[Records from a collection of figures]
════

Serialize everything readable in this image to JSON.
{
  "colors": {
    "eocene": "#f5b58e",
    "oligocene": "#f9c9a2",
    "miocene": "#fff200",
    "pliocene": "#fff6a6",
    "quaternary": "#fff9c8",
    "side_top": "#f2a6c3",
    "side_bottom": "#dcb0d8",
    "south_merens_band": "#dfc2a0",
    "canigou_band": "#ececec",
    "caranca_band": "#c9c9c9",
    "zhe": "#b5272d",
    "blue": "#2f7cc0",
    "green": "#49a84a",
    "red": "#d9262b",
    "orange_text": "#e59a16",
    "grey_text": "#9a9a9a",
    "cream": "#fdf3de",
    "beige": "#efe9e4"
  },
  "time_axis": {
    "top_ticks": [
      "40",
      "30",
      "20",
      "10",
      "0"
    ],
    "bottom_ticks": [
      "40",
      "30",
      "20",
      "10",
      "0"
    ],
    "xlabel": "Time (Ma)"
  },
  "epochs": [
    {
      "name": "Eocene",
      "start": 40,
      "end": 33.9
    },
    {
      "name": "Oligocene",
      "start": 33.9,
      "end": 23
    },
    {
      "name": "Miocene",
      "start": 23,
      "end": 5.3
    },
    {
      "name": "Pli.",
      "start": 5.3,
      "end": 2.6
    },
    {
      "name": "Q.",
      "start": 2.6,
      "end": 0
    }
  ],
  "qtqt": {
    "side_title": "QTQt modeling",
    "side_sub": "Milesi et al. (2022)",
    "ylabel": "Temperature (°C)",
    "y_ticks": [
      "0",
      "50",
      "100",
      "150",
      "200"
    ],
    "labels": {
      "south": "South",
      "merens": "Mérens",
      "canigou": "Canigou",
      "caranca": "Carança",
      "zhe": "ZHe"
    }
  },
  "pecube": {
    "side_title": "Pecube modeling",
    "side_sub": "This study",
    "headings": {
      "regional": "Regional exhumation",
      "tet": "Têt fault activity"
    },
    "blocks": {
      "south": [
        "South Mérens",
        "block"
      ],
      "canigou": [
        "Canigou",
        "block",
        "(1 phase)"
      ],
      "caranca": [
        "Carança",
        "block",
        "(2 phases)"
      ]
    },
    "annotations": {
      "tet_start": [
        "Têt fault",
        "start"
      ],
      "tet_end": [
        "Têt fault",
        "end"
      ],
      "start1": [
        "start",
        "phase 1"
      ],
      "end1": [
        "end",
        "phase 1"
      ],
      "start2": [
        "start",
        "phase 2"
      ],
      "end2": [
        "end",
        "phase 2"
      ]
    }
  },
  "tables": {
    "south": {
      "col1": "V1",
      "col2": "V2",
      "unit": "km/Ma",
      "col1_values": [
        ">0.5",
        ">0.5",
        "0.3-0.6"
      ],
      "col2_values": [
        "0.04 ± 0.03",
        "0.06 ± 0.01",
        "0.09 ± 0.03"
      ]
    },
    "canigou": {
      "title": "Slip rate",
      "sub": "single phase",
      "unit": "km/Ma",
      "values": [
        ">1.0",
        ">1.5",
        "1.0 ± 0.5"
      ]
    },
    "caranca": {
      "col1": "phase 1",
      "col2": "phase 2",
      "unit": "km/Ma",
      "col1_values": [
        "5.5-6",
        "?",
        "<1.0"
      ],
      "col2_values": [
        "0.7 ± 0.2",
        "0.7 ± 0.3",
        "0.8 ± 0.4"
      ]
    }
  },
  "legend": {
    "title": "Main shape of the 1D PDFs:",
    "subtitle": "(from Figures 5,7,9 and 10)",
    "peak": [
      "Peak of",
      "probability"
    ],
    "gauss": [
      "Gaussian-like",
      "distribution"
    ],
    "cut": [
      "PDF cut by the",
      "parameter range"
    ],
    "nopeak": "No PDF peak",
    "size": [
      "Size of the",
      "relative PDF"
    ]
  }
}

════

WORK INSTRUCTIONS: Report how many lines of the data contain the word "name", using the number alone.

ANSWER: 5